## Exercise materials
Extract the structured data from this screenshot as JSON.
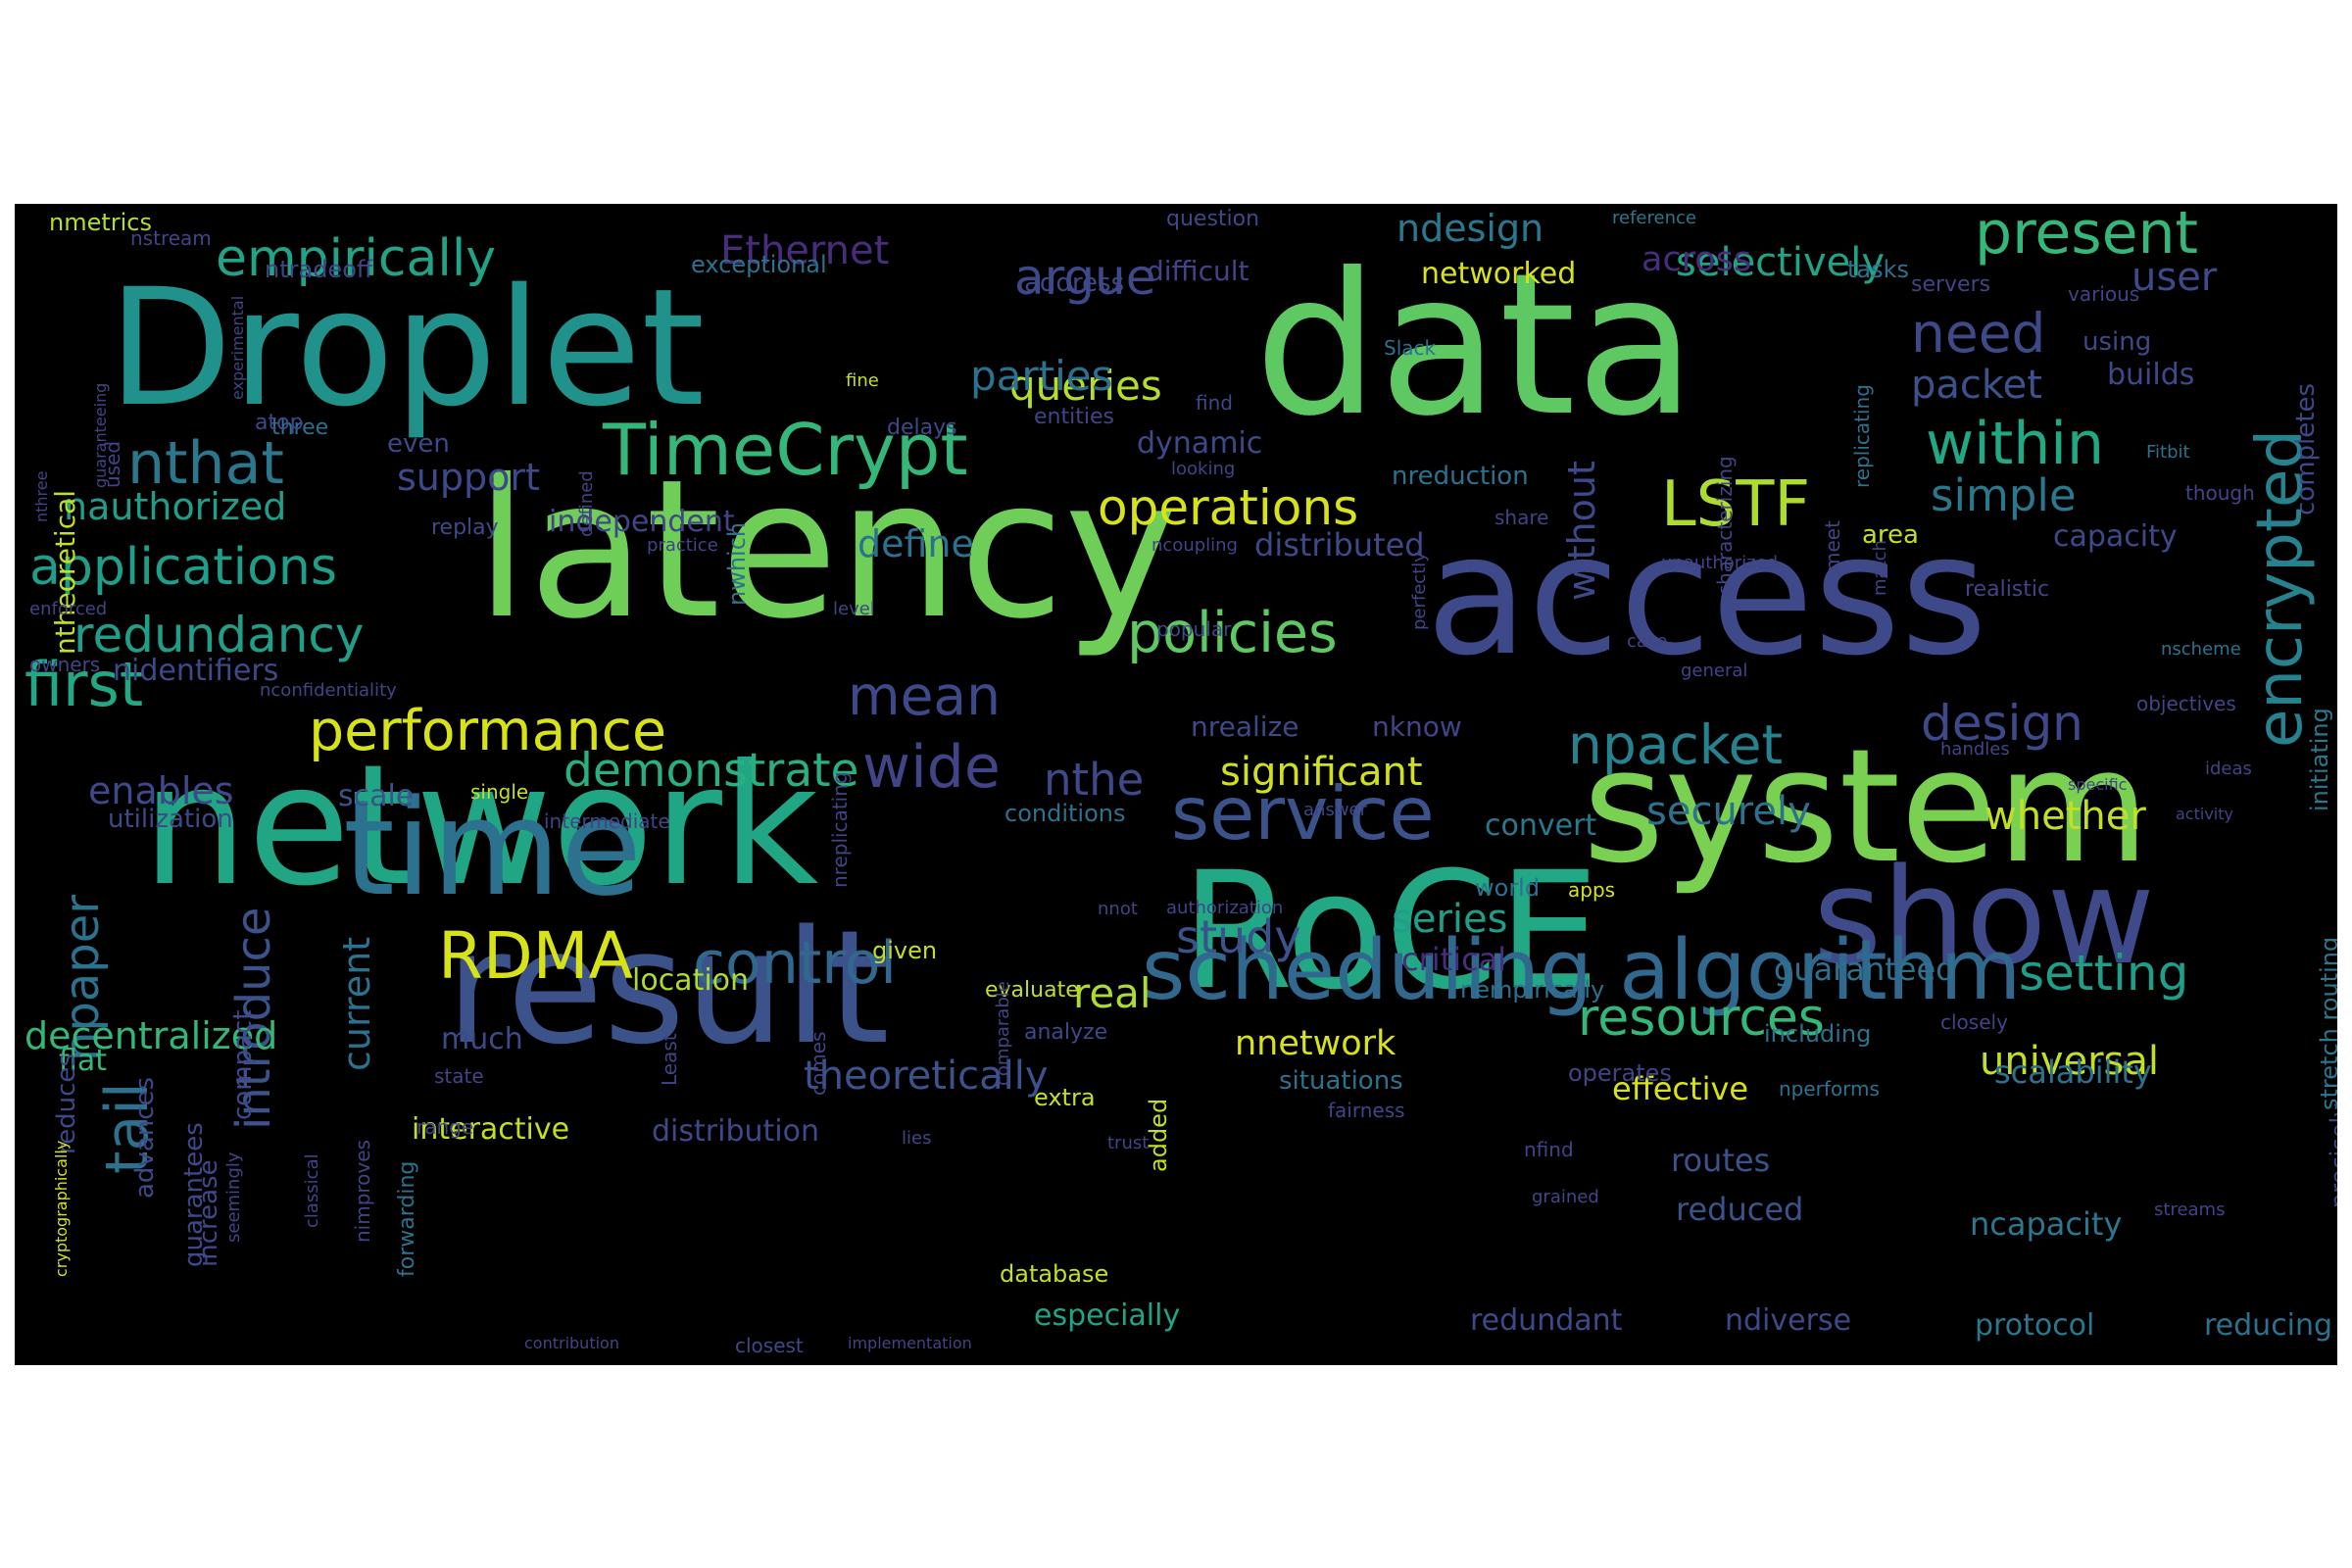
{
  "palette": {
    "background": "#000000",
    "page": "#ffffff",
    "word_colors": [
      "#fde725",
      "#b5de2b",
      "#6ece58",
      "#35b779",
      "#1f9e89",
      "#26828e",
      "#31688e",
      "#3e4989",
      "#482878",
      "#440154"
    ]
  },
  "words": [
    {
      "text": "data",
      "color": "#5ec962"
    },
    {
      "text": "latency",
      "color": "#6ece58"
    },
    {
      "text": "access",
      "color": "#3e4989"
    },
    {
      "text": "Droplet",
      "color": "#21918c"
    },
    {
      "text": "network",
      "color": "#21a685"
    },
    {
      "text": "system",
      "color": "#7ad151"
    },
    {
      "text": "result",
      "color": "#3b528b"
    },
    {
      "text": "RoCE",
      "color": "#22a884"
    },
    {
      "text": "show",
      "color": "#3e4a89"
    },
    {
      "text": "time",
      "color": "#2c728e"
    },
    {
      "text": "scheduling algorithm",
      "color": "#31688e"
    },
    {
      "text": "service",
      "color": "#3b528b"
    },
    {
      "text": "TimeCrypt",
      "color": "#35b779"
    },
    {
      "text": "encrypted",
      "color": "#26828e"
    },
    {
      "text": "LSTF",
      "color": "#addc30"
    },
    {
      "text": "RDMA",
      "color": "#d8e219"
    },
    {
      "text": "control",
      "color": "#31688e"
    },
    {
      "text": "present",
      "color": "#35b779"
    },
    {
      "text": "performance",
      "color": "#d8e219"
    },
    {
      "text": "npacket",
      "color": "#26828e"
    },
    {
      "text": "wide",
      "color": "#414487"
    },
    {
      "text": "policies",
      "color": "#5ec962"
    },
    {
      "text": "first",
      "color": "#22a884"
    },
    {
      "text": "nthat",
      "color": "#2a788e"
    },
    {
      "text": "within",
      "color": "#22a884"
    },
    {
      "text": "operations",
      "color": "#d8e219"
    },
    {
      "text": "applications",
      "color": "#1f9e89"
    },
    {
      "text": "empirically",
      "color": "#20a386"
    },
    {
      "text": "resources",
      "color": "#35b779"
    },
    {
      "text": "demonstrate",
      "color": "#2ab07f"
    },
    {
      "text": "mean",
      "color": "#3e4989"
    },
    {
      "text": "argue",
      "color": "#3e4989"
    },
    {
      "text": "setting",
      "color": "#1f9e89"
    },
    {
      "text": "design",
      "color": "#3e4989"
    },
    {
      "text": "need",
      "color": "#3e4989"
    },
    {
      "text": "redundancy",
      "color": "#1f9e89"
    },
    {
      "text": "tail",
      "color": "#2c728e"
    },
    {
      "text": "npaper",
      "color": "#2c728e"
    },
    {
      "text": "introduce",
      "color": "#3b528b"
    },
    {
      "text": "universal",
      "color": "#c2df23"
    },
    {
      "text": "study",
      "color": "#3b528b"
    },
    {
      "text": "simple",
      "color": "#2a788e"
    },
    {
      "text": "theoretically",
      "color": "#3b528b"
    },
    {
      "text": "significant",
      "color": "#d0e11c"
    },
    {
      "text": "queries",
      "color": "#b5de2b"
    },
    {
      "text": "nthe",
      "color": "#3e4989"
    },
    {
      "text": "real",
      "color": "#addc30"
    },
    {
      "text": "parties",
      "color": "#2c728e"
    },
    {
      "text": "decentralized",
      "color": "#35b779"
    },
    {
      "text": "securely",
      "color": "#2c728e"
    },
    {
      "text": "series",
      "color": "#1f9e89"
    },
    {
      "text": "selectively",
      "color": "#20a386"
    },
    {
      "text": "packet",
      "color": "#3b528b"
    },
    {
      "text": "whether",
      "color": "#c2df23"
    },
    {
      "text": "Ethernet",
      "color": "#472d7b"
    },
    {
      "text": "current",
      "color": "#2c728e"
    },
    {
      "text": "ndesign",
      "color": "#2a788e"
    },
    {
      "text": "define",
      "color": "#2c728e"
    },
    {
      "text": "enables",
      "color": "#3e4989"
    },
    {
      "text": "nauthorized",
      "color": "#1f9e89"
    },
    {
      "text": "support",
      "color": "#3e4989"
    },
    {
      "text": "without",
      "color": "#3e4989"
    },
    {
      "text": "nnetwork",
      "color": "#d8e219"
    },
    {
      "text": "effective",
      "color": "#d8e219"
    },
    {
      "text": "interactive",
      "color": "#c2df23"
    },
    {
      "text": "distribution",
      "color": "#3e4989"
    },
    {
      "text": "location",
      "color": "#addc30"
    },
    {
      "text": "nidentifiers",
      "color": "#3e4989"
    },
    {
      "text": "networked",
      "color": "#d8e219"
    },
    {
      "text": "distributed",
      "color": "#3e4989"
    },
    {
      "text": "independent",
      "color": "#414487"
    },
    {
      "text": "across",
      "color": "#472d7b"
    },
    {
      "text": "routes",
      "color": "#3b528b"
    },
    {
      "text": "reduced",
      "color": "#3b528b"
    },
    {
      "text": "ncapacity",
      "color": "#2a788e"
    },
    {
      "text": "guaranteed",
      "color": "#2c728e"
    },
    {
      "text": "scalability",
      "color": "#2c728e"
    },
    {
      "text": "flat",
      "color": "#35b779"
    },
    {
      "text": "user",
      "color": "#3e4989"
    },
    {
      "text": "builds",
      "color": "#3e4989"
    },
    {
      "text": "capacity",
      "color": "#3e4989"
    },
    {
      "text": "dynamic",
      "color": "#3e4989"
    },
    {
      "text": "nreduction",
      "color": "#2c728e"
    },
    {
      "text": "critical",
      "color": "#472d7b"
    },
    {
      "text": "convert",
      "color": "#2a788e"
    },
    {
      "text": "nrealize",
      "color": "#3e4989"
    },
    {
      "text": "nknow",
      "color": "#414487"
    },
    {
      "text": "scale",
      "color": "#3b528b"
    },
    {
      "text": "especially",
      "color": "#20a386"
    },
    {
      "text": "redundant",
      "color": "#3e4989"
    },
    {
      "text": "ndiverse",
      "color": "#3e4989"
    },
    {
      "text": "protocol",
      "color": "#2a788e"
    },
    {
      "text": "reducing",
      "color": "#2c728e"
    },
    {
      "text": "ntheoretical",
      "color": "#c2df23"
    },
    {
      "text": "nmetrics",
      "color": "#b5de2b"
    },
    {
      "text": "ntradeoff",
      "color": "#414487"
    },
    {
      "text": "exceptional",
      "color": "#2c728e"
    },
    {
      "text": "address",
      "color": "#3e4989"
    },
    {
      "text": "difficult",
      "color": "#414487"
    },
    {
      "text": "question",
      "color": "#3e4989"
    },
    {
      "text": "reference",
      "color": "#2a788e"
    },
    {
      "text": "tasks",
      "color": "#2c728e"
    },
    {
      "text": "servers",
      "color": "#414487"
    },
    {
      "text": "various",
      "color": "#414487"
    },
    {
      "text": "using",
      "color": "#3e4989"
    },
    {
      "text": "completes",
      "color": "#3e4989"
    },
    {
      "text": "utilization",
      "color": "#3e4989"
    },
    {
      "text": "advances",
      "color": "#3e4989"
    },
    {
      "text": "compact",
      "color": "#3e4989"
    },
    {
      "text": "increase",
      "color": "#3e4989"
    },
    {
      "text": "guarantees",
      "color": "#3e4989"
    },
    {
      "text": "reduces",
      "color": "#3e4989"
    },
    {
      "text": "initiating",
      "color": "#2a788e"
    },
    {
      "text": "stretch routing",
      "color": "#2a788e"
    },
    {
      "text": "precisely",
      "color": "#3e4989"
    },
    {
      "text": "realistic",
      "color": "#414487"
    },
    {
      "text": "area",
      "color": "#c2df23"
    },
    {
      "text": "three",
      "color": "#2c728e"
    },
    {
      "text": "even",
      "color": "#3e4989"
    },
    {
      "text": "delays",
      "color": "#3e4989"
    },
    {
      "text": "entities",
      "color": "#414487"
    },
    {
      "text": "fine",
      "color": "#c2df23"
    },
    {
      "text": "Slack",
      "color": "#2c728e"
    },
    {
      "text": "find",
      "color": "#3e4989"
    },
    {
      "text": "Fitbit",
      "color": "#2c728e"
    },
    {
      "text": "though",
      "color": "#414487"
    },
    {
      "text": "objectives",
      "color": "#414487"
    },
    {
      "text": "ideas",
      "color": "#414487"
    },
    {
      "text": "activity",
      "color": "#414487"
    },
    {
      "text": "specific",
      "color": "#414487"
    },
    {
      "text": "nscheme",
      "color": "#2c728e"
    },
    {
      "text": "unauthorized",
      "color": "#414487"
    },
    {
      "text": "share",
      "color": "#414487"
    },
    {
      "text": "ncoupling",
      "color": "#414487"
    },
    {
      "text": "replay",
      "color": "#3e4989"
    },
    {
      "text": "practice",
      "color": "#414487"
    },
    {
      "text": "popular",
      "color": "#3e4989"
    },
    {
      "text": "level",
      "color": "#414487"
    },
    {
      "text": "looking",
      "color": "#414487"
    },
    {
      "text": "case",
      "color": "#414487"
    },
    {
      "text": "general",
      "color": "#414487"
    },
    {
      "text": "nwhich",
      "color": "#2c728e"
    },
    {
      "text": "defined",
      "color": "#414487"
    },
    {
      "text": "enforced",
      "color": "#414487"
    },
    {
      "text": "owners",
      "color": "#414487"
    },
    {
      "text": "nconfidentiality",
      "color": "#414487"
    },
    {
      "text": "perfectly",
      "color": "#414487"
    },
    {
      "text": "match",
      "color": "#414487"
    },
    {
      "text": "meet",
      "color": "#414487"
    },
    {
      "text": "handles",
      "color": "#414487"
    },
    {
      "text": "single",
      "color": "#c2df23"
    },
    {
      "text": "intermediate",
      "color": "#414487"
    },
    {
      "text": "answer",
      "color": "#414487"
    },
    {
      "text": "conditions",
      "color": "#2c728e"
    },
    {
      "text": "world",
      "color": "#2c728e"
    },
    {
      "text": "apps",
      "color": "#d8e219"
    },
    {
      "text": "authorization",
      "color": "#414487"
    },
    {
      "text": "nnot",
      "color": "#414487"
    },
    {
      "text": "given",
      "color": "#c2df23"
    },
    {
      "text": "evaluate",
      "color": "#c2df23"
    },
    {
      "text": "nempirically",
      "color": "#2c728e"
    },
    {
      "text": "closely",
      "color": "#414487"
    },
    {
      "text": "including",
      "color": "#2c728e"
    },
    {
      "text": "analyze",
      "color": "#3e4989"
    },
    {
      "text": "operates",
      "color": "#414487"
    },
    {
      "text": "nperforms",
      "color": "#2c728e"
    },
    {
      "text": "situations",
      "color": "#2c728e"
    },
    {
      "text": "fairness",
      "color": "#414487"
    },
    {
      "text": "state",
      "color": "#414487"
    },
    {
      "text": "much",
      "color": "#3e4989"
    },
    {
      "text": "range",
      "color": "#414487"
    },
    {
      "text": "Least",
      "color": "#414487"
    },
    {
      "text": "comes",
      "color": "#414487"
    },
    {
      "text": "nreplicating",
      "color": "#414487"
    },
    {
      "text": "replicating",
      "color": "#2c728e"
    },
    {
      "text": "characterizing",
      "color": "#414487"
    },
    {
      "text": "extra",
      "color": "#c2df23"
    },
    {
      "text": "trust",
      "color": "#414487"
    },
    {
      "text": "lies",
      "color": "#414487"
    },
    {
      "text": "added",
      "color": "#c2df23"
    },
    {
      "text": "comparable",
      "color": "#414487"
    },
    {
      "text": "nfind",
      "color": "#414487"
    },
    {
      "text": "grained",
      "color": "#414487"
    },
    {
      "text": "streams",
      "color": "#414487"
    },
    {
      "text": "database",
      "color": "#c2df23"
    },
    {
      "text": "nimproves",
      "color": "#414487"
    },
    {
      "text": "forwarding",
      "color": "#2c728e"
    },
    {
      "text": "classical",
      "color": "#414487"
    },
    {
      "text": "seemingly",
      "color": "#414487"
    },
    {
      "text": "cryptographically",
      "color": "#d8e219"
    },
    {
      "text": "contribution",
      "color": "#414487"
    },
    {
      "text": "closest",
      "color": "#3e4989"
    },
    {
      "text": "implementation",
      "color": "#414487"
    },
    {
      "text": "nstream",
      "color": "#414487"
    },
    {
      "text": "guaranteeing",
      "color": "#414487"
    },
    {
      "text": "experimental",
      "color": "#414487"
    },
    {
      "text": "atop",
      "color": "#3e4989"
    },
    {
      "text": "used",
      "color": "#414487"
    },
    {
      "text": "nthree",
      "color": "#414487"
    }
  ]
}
--
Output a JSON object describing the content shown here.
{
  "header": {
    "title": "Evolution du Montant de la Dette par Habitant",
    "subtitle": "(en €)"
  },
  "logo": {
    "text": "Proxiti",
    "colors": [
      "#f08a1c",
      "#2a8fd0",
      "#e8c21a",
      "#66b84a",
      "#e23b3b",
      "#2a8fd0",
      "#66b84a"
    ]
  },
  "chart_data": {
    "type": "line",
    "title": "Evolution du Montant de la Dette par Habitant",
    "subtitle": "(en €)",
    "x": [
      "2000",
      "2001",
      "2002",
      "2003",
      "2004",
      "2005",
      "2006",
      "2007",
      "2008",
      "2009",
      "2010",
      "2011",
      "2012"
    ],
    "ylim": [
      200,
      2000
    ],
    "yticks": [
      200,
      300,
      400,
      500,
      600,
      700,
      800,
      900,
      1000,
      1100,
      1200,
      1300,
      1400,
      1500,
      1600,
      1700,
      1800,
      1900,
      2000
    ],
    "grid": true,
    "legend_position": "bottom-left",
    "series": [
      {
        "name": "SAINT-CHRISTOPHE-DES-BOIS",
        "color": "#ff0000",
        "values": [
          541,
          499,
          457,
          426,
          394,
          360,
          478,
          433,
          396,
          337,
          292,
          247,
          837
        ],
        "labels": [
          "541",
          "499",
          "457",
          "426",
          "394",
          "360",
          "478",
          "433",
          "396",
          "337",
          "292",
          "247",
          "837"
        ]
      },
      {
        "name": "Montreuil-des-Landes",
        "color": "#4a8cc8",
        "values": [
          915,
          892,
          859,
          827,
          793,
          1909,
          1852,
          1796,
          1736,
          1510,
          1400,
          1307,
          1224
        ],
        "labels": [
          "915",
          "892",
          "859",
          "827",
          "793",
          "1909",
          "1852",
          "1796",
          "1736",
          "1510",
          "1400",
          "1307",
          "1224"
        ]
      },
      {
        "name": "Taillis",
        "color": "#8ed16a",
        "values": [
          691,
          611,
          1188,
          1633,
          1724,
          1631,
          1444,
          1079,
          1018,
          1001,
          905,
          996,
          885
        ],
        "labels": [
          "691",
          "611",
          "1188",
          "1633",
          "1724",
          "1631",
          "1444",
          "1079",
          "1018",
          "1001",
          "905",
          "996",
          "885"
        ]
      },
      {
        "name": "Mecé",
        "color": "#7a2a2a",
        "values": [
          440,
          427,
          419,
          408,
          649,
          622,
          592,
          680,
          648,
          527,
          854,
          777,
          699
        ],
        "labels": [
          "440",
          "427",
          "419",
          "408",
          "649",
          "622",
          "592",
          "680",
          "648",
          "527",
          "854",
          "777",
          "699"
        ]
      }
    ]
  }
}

## What you should do
Extract every line above containing the word "JSON".

## Task solution
Extract the structured data from this screenshot as JSON.
Output a JSON object describing the content shown here.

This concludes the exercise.